■ Set exercise ■
Every line that includes the word "name" is to be listed.

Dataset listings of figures
— START —
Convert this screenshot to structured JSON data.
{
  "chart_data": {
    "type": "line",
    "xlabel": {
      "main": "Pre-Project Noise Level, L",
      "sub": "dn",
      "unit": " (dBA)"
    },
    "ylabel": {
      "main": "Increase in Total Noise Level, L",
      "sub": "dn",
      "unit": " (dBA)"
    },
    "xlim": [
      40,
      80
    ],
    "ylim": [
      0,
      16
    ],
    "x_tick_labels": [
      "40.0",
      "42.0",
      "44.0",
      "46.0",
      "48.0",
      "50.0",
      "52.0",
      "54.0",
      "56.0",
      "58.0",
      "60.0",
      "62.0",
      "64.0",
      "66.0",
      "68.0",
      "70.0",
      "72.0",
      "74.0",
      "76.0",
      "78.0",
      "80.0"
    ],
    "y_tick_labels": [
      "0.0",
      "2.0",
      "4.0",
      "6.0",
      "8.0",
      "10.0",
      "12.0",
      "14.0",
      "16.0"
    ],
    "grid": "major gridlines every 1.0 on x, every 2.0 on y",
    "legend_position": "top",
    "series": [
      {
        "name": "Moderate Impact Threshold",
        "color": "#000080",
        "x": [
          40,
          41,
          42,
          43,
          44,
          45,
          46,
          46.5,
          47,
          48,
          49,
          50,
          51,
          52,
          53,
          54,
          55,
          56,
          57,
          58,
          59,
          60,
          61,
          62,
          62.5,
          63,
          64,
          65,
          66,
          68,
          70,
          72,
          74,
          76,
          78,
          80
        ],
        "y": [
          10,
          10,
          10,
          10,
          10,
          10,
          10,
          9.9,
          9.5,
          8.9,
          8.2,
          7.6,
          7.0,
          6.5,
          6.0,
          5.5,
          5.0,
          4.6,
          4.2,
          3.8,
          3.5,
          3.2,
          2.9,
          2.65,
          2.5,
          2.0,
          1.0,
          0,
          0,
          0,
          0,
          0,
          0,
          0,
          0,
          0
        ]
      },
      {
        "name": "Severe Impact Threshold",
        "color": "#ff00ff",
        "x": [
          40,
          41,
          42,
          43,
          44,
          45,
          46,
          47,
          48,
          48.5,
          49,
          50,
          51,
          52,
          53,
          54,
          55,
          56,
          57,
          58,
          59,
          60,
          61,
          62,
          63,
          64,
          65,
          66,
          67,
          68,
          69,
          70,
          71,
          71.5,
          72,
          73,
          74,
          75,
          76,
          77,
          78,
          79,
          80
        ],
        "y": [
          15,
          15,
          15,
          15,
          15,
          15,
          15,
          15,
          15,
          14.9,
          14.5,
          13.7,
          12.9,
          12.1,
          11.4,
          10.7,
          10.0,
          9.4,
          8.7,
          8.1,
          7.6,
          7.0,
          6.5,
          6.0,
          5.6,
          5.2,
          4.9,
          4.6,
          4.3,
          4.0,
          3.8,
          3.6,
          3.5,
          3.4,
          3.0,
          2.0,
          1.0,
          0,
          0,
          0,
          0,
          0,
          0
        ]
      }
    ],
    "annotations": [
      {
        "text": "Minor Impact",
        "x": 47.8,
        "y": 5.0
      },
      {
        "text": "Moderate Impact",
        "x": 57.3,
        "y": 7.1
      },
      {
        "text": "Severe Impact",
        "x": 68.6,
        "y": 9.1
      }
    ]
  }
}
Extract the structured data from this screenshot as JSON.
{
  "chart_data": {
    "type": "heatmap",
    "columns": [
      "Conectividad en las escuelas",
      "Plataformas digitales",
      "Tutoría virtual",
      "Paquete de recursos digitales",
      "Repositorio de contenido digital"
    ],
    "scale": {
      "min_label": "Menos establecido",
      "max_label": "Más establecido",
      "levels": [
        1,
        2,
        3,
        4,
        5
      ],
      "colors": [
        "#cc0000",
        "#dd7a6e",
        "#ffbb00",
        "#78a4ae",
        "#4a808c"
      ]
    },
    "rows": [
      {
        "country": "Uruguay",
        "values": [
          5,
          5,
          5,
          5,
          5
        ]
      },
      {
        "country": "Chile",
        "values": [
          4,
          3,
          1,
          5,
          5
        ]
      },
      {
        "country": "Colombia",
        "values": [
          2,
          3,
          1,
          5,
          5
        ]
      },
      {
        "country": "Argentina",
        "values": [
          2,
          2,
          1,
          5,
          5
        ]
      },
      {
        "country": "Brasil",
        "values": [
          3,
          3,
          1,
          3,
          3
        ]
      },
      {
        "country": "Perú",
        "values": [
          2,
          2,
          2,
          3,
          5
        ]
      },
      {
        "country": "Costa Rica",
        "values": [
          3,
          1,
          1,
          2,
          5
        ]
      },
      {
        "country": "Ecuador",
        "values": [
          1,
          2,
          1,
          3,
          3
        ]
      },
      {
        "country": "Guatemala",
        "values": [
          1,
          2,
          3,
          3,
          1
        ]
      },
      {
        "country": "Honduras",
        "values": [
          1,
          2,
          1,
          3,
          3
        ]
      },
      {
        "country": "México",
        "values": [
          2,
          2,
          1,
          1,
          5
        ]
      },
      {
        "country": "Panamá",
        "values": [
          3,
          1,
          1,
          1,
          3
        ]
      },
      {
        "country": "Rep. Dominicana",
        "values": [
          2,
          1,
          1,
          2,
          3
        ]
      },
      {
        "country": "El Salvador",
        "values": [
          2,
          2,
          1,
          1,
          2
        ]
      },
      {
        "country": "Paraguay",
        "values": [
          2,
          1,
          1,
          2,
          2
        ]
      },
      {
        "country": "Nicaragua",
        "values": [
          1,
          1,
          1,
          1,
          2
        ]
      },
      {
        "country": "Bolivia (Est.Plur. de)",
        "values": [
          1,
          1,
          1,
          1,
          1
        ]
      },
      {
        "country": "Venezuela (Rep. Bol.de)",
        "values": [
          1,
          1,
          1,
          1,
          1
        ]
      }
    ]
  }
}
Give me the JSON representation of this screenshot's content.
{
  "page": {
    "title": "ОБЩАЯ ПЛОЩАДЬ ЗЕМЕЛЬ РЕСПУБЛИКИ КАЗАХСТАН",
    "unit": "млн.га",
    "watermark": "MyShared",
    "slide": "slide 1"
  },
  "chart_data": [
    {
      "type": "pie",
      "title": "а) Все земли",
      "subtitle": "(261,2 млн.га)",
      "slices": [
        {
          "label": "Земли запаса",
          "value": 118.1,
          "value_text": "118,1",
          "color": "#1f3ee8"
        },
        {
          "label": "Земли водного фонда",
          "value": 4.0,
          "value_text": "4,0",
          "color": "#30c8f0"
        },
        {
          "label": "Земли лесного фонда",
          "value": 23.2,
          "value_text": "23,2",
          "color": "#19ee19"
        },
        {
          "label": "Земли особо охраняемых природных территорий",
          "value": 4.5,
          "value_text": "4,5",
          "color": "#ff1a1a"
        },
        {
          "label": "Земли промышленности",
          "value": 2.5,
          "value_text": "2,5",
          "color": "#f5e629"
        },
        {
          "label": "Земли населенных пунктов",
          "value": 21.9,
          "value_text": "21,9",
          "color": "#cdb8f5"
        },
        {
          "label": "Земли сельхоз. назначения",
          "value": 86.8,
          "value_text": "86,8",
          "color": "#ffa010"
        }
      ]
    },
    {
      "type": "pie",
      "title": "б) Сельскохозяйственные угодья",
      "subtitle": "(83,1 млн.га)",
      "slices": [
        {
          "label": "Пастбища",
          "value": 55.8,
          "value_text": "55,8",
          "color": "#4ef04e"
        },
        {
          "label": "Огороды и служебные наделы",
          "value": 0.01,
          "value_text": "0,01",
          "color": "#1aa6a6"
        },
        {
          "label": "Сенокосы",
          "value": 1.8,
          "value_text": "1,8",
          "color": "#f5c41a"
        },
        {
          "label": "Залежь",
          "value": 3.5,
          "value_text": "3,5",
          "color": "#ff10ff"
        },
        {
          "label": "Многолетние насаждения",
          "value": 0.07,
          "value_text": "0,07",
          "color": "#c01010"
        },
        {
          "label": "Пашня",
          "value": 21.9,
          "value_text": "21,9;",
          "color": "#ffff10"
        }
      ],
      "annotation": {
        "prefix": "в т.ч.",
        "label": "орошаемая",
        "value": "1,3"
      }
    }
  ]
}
— END —
■ Response for this exercise ■
        "name": "Moderate Impact Threshold",
        "name": "Severe Impact Threshold",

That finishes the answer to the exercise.